• Task goal
Write the count of lines that contain the word "associated" and nothing else.

Lines of data

****************************************

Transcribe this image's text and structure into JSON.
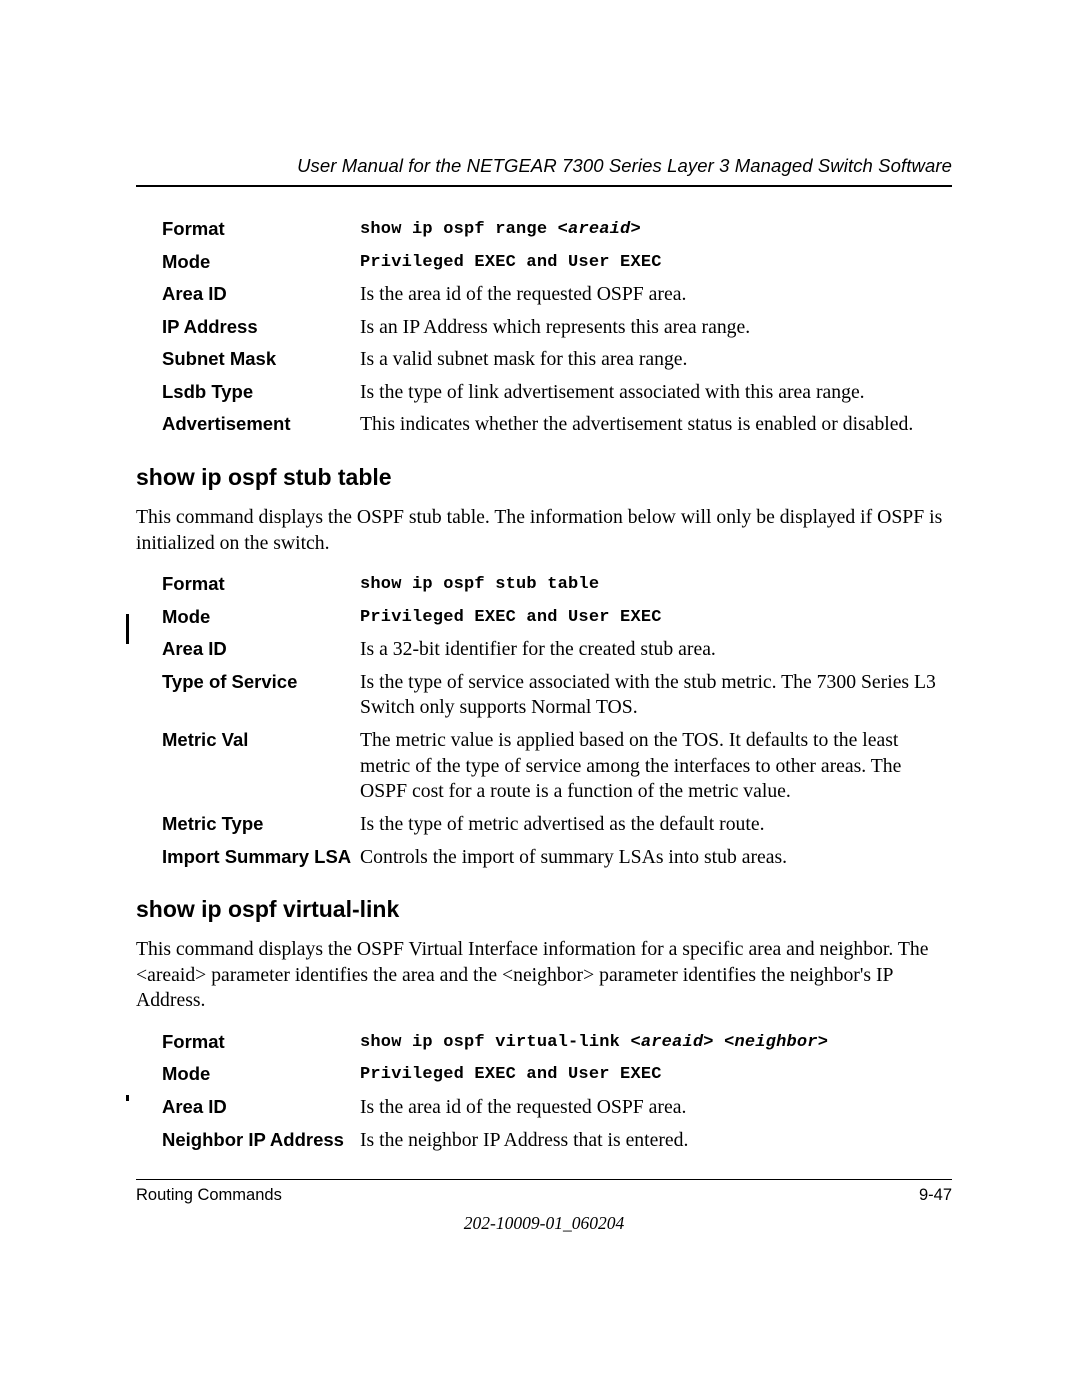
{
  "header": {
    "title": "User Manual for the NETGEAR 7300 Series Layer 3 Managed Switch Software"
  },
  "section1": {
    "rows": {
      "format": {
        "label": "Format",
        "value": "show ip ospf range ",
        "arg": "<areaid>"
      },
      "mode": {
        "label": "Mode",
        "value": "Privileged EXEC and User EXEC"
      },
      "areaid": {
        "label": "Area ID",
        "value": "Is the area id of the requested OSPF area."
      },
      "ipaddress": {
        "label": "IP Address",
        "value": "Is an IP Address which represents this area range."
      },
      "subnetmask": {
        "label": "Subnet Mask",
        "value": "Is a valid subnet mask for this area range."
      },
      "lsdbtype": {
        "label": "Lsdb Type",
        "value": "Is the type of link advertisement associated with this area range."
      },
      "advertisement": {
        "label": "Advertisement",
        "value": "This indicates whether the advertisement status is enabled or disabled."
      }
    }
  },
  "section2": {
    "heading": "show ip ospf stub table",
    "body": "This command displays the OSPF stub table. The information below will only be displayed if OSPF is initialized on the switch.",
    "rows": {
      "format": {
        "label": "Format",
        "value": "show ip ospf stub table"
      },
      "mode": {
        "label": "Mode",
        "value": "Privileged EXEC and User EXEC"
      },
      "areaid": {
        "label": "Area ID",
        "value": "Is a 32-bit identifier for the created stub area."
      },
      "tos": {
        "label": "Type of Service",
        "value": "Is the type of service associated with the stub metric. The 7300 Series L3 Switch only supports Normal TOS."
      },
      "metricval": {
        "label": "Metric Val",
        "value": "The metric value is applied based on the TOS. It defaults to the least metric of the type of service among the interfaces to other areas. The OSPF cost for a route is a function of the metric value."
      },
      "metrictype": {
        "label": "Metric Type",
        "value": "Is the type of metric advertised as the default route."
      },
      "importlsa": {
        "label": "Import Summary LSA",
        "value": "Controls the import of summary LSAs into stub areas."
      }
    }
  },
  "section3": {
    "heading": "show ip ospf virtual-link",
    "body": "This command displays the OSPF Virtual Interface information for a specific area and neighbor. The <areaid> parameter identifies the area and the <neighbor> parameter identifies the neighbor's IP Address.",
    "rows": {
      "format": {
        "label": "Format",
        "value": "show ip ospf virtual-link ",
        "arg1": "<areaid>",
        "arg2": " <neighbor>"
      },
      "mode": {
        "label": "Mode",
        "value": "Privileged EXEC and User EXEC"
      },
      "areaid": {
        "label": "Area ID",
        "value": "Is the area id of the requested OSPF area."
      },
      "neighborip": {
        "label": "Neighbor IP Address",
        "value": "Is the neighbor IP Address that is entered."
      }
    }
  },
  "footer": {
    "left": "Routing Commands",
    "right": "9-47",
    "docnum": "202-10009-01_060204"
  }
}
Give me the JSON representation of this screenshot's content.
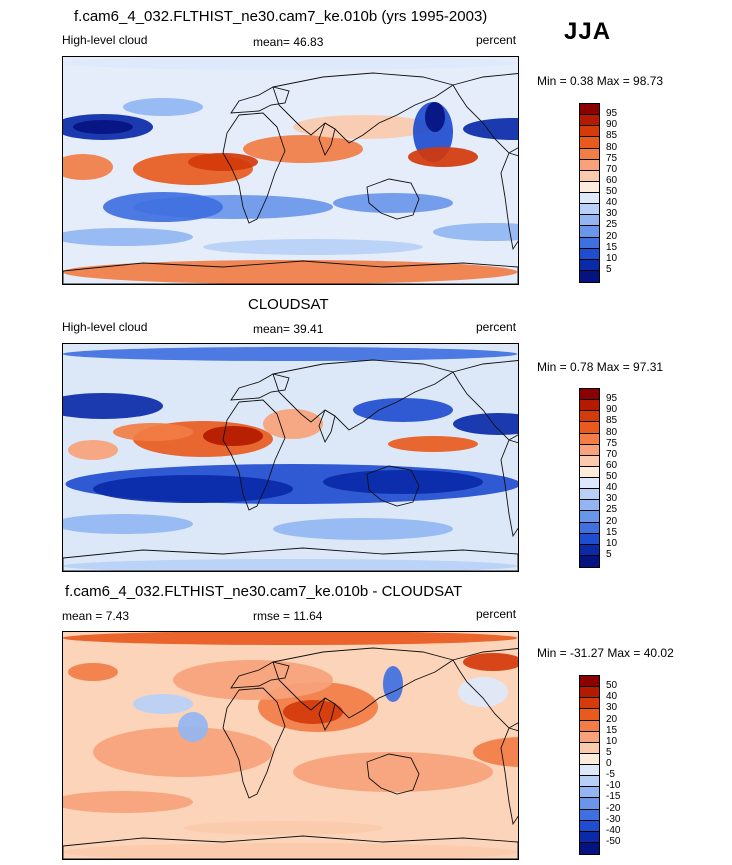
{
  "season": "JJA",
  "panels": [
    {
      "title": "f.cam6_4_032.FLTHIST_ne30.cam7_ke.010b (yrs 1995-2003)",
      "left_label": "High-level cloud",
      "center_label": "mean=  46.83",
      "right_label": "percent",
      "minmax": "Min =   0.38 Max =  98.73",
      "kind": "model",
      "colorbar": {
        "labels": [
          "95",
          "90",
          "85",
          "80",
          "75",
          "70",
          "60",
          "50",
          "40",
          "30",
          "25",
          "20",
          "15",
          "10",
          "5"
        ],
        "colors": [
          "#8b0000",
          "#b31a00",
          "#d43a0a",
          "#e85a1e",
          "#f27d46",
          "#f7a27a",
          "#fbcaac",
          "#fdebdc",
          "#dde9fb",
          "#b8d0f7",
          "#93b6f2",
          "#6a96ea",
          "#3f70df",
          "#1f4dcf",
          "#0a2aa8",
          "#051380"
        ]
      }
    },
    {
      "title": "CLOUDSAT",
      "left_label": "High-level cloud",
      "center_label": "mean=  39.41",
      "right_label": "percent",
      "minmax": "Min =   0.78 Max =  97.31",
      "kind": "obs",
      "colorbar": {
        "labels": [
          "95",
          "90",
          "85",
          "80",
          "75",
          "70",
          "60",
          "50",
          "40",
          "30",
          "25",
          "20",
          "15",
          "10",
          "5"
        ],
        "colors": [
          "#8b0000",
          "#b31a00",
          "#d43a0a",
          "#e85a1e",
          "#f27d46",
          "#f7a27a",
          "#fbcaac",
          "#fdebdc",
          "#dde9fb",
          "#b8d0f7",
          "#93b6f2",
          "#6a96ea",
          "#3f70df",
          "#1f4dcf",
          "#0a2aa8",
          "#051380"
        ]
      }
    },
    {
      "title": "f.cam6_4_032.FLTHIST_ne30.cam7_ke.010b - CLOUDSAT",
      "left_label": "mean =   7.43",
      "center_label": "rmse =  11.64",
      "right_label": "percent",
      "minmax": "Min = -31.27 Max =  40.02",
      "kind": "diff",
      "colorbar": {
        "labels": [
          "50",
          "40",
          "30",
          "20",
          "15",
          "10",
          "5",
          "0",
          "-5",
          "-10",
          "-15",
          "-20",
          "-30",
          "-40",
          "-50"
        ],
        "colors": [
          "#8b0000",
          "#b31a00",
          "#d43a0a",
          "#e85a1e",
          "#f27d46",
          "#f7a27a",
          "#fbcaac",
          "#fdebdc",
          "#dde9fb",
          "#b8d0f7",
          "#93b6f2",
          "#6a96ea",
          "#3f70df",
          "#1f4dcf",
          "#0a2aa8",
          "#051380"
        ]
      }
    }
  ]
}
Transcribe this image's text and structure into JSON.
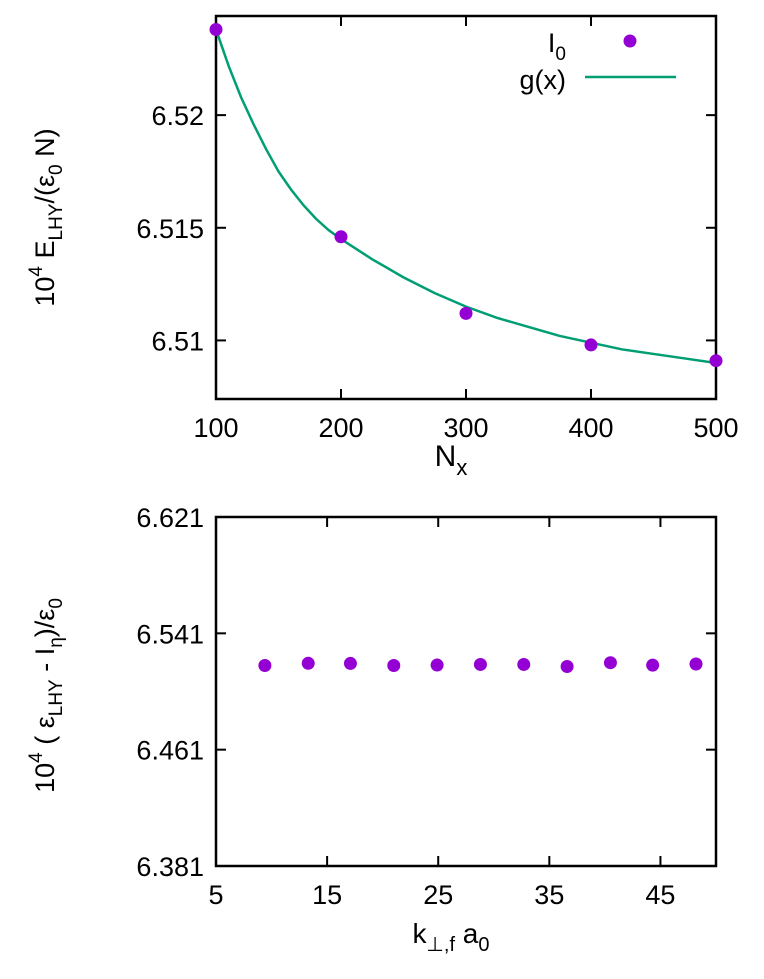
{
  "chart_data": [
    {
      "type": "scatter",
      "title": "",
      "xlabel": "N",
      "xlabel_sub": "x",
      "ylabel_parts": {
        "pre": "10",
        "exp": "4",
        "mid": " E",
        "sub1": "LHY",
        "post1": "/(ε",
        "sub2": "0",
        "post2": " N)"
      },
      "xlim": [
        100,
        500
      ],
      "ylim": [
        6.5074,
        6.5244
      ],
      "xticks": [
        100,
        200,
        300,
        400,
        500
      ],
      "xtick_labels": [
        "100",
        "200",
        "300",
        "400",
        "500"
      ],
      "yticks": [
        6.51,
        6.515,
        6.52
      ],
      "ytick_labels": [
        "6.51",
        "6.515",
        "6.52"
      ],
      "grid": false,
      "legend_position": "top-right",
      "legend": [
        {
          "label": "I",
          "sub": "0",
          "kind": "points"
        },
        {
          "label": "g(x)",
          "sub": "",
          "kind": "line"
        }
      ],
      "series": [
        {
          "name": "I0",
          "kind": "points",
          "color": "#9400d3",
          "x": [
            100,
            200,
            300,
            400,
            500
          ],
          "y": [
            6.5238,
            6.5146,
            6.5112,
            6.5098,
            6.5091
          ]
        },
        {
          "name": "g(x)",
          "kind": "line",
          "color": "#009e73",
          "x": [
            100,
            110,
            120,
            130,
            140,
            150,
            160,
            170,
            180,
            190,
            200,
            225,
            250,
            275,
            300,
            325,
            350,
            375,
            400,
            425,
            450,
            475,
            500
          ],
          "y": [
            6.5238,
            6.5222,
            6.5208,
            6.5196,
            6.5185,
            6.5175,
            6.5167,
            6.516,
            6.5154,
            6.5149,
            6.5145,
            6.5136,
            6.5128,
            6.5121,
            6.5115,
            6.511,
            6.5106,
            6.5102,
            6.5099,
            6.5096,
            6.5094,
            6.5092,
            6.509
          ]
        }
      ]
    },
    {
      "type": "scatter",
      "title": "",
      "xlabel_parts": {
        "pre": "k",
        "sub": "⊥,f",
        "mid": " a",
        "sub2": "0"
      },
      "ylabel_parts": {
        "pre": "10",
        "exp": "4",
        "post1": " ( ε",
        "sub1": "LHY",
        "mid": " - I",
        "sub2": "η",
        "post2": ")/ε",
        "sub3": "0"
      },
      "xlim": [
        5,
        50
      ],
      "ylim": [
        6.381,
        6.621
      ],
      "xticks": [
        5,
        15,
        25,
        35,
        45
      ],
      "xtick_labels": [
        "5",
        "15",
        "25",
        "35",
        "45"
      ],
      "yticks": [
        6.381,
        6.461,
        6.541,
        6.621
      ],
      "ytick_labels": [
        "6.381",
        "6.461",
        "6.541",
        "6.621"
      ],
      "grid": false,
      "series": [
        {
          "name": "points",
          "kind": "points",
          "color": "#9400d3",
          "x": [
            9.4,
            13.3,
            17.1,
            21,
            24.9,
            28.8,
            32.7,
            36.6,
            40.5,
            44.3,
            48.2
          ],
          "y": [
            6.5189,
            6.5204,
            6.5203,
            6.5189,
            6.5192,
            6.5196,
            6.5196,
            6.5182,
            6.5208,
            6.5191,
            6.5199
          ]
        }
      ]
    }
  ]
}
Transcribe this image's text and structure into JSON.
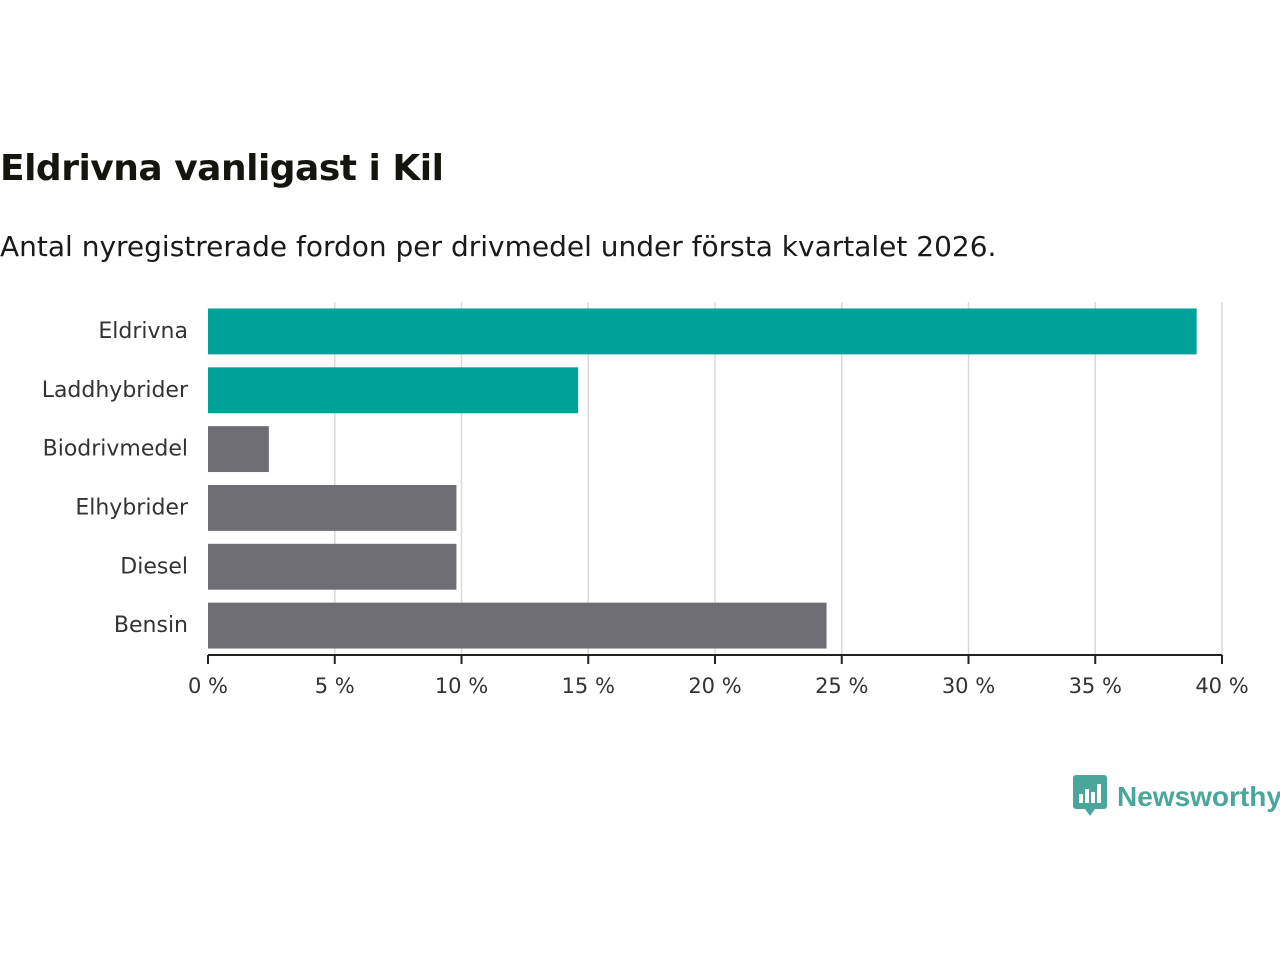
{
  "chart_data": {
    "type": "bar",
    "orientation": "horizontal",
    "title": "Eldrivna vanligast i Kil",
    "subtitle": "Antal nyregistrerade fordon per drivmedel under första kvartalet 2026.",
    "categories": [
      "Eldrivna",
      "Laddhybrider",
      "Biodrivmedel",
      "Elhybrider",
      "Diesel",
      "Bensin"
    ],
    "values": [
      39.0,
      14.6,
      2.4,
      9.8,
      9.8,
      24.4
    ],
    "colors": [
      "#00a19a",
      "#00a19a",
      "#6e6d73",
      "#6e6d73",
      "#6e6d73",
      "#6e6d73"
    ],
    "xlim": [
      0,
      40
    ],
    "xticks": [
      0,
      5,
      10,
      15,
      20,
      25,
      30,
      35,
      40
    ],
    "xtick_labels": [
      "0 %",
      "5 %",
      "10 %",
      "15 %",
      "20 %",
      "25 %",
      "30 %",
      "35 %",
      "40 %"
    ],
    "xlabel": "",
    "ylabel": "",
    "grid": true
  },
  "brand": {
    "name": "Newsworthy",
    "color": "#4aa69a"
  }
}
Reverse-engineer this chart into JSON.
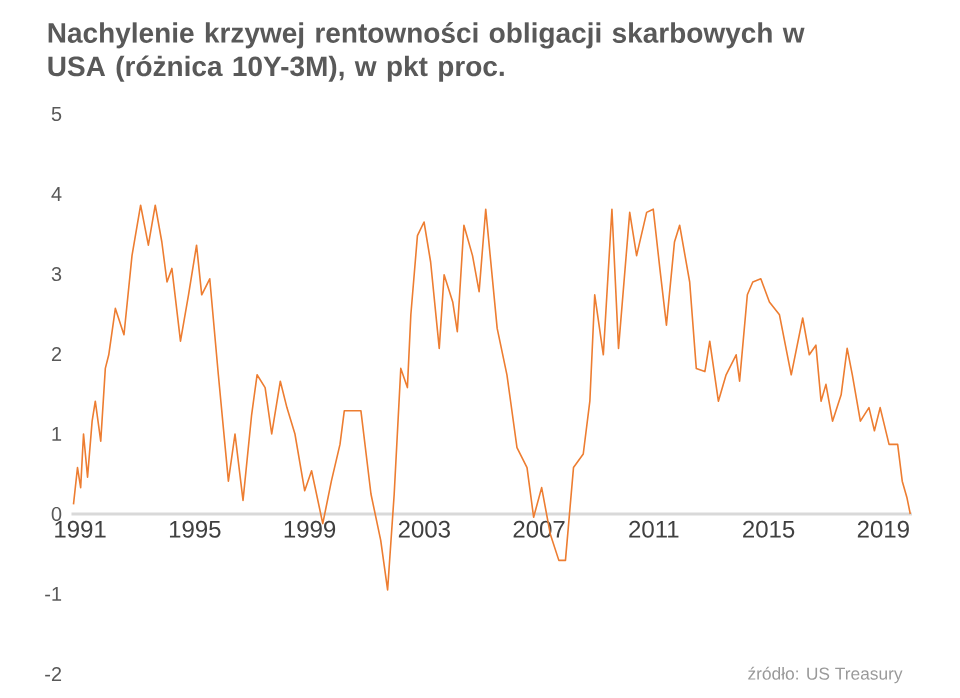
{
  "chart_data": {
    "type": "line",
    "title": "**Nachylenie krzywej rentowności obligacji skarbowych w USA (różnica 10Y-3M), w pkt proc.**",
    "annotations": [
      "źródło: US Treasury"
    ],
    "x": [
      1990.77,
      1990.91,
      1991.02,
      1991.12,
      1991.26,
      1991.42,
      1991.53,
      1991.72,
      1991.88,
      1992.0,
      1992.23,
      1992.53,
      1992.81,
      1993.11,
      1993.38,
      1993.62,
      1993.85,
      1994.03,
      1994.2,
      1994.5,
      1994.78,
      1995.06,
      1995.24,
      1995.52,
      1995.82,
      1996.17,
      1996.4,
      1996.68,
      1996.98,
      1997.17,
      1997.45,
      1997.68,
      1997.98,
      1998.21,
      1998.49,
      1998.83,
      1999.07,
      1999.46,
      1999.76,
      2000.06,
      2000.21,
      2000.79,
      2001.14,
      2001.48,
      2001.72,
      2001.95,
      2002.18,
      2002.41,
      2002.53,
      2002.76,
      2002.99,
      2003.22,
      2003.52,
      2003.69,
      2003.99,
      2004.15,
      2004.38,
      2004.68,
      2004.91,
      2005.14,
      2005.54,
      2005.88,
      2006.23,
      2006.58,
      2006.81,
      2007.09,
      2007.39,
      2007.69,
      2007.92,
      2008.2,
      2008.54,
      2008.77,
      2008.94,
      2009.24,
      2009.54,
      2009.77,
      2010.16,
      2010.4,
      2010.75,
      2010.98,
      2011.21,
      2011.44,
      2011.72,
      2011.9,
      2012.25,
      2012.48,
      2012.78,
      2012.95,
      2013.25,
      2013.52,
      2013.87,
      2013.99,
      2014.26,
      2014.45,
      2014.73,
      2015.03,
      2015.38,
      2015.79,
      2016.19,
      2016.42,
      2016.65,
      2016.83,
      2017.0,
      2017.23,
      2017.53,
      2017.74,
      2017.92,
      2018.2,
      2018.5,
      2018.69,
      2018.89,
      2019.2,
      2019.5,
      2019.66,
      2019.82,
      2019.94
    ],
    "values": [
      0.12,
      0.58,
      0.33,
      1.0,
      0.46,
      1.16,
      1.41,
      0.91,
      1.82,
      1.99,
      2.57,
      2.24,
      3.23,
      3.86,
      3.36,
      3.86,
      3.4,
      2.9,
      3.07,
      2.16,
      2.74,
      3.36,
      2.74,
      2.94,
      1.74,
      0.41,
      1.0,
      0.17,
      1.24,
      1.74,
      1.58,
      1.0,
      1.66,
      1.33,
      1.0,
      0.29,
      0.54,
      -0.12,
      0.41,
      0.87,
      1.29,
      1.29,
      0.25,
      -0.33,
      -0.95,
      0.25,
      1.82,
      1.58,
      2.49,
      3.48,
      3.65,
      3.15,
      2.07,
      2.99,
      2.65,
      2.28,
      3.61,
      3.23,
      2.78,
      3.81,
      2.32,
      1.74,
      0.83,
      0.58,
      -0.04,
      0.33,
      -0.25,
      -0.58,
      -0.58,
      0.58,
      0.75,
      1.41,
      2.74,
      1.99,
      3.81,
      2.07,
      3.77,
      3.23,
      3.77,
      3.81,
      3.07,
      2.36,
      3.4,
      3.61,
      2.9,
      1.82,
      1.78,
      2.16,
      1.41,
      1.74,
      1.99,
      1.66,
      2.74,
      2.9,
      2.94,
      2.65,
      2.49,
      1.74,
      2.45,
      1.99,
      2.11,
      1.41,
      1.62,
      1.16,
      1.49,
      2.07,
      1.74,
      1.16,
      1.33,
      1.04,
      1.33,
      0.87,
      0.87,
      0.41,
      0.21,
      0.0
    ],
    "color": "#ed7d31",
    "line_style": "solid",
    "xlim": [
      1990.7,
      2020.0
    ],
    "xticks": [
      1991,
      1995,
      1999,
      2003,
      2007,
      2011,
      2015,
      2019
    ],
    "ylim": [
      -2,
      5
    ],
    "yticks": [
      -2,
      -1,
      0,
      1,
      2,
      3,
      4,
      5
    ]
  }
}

****************************************

• Expected output
2